TASK:
Transcribe the material verbatim in full; the pictures do not belong in the copy.

INPUT MATERIAL:
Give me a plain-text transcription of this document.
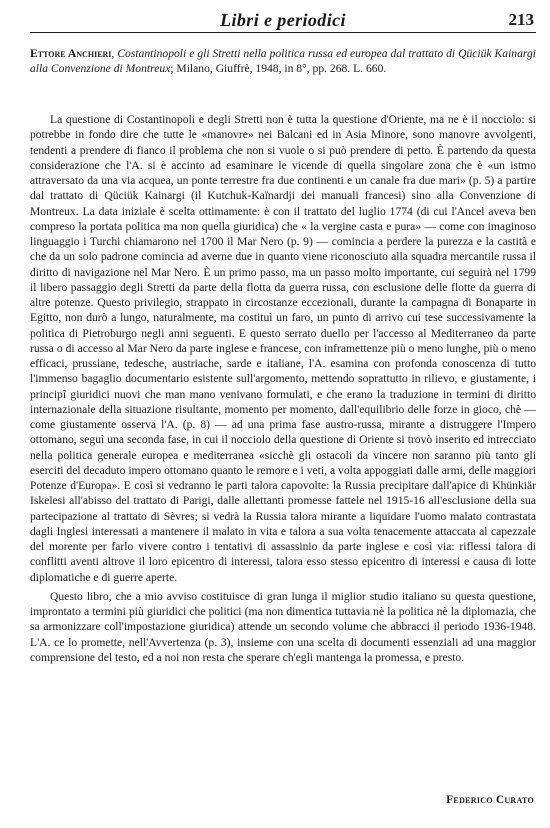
Libri e periodici	213
Ettore Anchieri, Costantinopoli e gli Stretti nella politica russa ed europea dal trattato di Qüciük Kainargi alla Convenzione di Montreux; Milano, Giuffrè, 1948, in 8°, pp. 268. L. 660.

La questione di Costantinopoli e degli Stretti non è tutta la questione d'Oriente, ma ne è il nocciolo: si potrebbe in fondo dire che tutte le «manovre» nei Balcani ed in Asia Minore, sono manovre avvolgenti, tendenti a prendere di fianco il problema che non si vuole o si può prendere di petto. È partendo da questa considerazione che l'A. si è accinto ad esaminare le vicende di quella singolare zona che è «un istmo attraversato da una via acquea, un ponte terrestre fra due continenti e un canale fra due mari» (p. 5) a partire dal trattato di Qüciük Kainargi (il Kutchuk-Kaïnardji dei manuali francesi) sino alla Convenzione di Montreux. La data iniziale è scelta ottimamente: è con il trattato del luglio 1774 (di cui l'Ancel aveva ben compreso la portata politica ma non quella giuridica) che « la vergine casta e pura» — come con imaginoso linguaggio i Turchi chiamarono nel 1700 il Mar Nero (p. 9) — comincia a perdere la purezza e la castità e che da un solo padrone comincia ad averne due in quanto viene riconosciuto alla squadra mercantile russa il diritto di navigazione nel Mar Nero. È un primo passo, ma un passo molto importante, cui seguirà nel 1799 il libero passaggio degli Stretti da parte della flotta da guerra russa, con esclusione delle flotte da guerra di altre potenze. Questo privilegio, strappato in circostanze eccezionali, durante la campagna di Bonaparte in Egitto, non durò a lungo, naturalmente, ma costituì un faro, un punto di arrivo cui tese successivamente la politica di Pietroburgo negli anni seguenti. E questo serrato duello per l'accesso al Mediterraneo da parte russa o di accesso al Mar Nero da parte inglese e francese, con inframettenze più o meno lunghe, più o meno efficaci, prussiane, tedesche, austriache, sarde e italiane, l'A. esamina con profonda conoscenza di tutto l'immenso bagaglio documentario esistente sull'argomento, mettendo soprattutto in rilievo, e giustamente, i principî giuridici nuovi che man mano venivano formulati, e che erano la traduzione in termini di diritto internazionale della situazione risultante, momento per momento, dall'equilibrio delle forze in gioco, chè — come giustamente osserva l'A. (p. 8) — ad una prima fase austro-russa, mirante a distruggere l'Impero ottomano, seguì una seconda fase, in cui il nocciolo della questione di Oriente si trovò inserito ed intrecciato nella politica generale europea e mediterranea «sicchè gli ostacoli da vincere non saranno più tanto gli eserciti del decaduto impero ottomano quanto le remore e i veti, a volta appoggiati dalle armi, delle maggiori Potenze d'Europa». E così si vedranno le parti talora capovolte: la Russia precipitare dall'apice di Khünkiär Iskelesi all'abisso del trattato di Parigi, dalle allettanti promesse fattele nel 1915-16 all'esclusione della sua partecipazione al trattato di Sèvres; si vedrà la Russia talora mirante a liquidare l'uomo malato contrastata dagli Inglesi interessati a mantenere il malato in vita e talora a sua volta tenacemente attaccata al capezzale del morente per farlo vivere contro i tentativi di assassinio da parte inglese e così via: riflessi talora di conflitti aventi altrove il loro epicentro di interessi, talora esso stesso epicentro di interessi e causa di lotte diplomatiche e di guerre aperte.

Questo libro, che a mio avviso costituisce di gran lunga il miglior studio italiano su questa questione, improntato a termini più giuridici che politici (ma non dimentica tuttavia nè la politica nè la diplomazia, che sa armonizzare coll'impostazione giuridica) attende un secondo volume che abbracci il periodo 1936-1948. L'A. ce lo promette, nell'Avvertenza (p. 3), insieme con una scelta di documenti essenziali ad una maggior comprensione del testo, ed a noi non resta che sperare ch'egli mantenga la promessa, e presto.

Federico Curato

EXERCISE RESPONSE:
Give me a plain-text transcription of this document.
Libri e periodici	213
Ettore Anchieri, Costantinopoli e gli Stretti nella politica russa ed europea dal trattato di Qüciük Kainargi alla Convenzione di Montreux; Milano, Giuffrè, 1948, in 8°, pp. 268. L. 660.

La questione di Costantinopoli e degli Stretti non è tutta la questione d'Oriente, ma ne è il nocciolo: si potrebbe in fondo dire che tutte le «manovre» nei Balcani ed in Asia Minore, sono manovre avvolgenti, tendenti a prendere di fianco il problema che non si vuole o si può prendere di petto. È partendo da questa considerazione che l'A. si è accinto ad esaminare le vicende di quella singolare zona che è «un istmo attraversato da una via acquea, un ponte terrestre fra due continenti e un canale fra due mari» (p. 5) a partire dal trattato di Qüciük Kainargi (il Kutchuk-Kaïnardji dei manuali francesi) sino alla Convenzione di Montreux. La data iniziale è scelta ottimamente: è con il trattato del luglio 1774 (di cui l'Ancel aveva ben compreso la portata politica ma non quella giuridica) che « la vergine casta e pura» — come con imaginoso linguaggio i Turchi chiamarono nel 1700 il Mar Nero (p. 9) — comincia a perdere la purezza e la castità e che da un solo padrone comincia ad averne due in quanto viene riconosciuto alla squadra mercantile russa il diritto di navigazione nel Mar Nero. È un primo passo, ma un passo molto importante, cui seguirà nel 1799 il libero passaggio degli Stretti da parte della flotta da guerra russa, con esclusione delle flotte da guerra di altre potenze. Questo privilegio, strappato in circostanze eccezionali, durante la campagna di Bonaparte in Egitto, non durò a lungo, naturalmente, ma costituì un faro, un punto di arrivo cui tese successivamente la politica di Pietroburgo negli anni seguenti. E questo serrato duello per l'accesso al Mediterraneo da parte russa o di accesso al Mar Nero da parte inglese e francese, con inframettenze più o meno lunghe, più o meno efficaci, prussiane, tedesche, austriache, sarde e italiane, l'A. esamina con profonda conoscenza di tutto l'immenso bagaglio documentario esistente sull'argomento, mettendo soprattutto in rilievo, e giustamente, i principî giuridici nuovi che man mano venivano formulati, e che erano la traduzione in termini di diritto internazionale della situazione risultante, momento per momento, dall'equilibrio delle forze in gioco, chè — come giustamente osserva l'A. (p. 8) — ad una prima fase austro-russa, mirante a distruggere l'Impero ottomano, seguì una seconda fase, in cui il nocciolo della questione di Oriente si trovò inserito ed intrecciato nella politica generale europea e mediterranea «sicchè gli ostacoli da vincere non saranno più tanto gli eserciti del decaduto impero ottomano quanto le remore e i veti, a volta appoggiati dalle armi, delle maggiori Potenze d'Europa». E così si vedranno le parti talora capovolte: la Russia precipitare dall'apice di Khünkiär Iskelesi all'abisso del trattato di Parigi, dalle allettanti promesse fattele nel 1915-16 all'esclusione della sua partecipazione al trattato di Sèvres; si vedrà la Russia talora mirante a liquidare l'uomo malato contrastata dagli Inglesi interessati a mantenere il malato in vita e talora a sua volta tenacemente attaccata al capezzale del morente per farlo vivere contro i tentativi di assassinio da parte inglese e così via: riflessi talora di conflitti aventi altrove il loro epicentro di interessi, talora esso stesso epicentro di interessi e causa di lotte diplomatiche e di guerre aperte.

Questo libro, che a mio avviso costituisce di gran lunga il miglior studio italiano su questa questione, improntato a termini più giuridici che politici (ma non dimentica tuttavia nè la politica nè la diplomazia, che sa armonizzare coll'impostazione giuridica) attende un secondo volume che abbracci il periodo 1936-1948. L'A. ce lo promette, nell'Avvertenza (p. 3), insieme con una scelta di documenti essenziali ad una maggior comprensione del testo, ed a noi non resta che sperare ch'egli mantenga la promessa, e presto.

Federico Curato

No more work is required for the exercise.